** Start of MATERIAL PROVIDED **
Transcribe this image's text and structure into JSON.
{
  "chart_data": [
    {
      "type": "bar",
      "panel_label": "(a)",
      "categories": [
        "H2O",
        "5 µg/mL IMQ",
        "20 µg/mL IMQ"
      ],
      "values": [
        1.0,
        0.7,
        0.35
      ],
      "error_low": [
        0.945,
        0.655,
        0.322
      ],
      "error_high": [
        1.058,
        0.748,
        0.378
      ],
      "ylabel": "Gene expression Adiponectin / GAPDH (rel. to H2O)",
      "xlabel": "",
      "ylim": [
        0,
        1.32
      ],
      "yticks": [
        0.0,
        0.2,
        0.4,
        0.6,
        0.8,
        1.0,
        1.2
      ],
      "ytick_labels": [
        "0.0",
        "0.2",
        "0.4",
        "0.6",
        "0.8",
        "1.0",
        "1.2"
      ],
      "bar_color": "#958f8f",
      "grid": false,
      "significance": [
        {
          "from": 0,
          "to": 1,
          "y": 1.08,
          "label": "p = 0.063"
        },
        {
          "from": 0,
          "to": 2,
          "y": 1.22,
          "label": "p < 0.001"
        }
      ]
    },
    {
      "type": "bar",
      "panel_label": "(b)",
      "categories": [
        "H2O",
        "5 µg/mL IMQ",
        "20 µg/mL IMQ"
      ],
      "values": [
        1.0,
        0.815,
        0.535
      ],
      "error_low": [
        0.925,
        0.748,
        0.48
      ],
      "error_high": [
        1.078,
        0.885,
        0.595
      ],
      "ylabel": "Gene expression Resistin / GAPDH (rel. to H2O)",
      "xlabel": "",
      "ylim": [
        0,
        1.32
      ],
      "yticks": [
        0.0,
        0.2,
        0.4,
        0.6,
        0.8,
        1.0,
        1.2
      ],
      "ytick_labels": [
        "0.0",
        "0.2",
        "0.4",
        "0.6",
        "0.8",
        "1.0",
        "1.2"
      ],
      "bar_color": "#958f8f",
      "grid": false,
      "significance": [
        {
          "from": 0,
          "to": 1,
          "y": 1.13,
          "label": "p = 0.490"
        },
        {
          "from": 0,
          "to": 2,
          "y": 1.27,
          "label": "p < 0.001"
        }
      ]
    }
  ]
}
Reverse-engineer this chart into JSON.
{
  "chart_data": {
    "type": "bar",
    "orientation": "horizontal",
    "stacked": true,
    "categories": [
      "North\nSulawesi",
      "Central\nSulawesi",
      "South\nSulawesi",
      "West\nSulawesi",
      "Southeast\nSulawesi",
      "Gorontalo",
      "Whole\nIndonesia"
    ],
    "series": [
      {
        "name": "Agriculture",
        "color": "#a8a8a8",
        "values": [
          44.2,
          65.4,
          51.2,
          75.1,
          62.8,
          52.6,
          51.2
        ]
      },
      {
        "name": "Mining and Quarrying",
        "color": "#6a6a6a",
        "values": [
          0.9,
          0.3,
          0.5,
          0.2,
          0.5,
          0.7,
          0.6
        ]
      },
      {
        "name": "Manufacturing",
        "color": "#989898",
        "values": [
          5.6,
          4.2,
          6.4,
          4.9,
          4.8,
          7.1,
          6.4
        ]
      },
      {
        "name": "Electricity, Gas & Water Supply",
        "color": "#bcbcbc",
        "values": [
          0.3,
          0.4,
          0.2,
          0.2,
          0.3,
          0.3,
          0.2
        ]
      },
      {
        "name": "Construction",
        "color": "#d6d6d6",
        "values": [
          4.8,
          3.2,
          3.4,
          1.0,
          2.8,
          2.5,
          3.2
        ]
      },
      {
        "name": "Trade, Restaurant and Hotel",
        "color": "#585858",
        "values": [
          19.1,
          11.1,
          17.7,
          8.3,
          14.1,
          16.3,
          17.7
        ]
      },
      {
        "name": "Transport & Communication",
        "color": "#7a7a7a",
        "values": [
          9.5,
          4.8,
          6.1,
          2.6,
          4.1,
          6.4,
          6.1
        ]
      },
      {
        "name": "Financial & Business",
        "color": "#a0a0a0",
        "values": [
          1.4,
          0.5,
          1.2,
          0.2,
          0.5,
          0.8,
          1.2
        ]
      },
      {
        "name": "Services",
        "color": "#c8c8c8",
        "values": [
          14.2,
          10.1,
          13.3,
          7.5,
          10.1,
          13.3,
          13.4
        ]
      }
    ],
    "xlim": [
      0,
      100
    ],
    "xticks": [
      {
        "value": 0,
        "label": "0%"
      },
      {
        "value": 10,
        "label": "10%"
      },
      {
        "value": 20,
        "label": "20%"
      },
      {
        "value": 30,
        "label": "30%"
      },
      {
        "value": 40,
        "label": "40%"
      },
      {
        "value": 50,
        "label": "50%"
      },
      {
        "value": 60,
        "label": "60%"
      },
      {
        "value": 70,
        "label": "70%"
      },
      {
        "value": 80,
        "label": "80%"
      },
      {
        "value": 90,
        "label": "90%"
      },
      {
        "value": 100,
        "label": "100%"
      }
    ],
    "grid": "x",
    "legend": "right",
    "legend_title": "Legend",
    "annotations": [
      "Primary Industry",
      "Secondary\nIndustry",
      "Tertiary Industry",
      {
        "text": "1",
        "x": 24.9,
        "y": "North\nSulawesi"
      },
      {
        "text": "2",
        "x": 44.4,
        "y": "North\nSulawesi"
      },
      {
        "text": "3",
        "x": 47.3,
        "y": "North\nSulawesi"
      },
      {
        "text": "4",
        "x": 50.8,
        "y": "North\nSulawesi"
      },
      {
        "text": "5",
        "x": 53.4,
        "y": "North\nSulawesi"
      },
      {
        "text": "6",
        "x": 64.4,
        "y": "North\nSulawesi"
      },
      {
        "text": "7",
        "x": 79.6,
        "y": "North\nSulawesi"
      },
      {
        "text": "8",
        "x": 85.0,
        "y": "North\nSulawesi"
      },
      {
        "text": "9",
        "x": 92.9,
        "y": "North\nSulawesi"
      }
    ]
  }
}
** End of MATERIAL PROVIDED **
> OBJECTIVE
Copy out every line of the data that includes "GAPDH".

> WORKED ANSWER
      "ylabel": "Gene expression Adiponectin / GAPDH (rel. to H2O)",
      "ylabel": "Gene expression Resistin / GAPDH (rel. to H2O)",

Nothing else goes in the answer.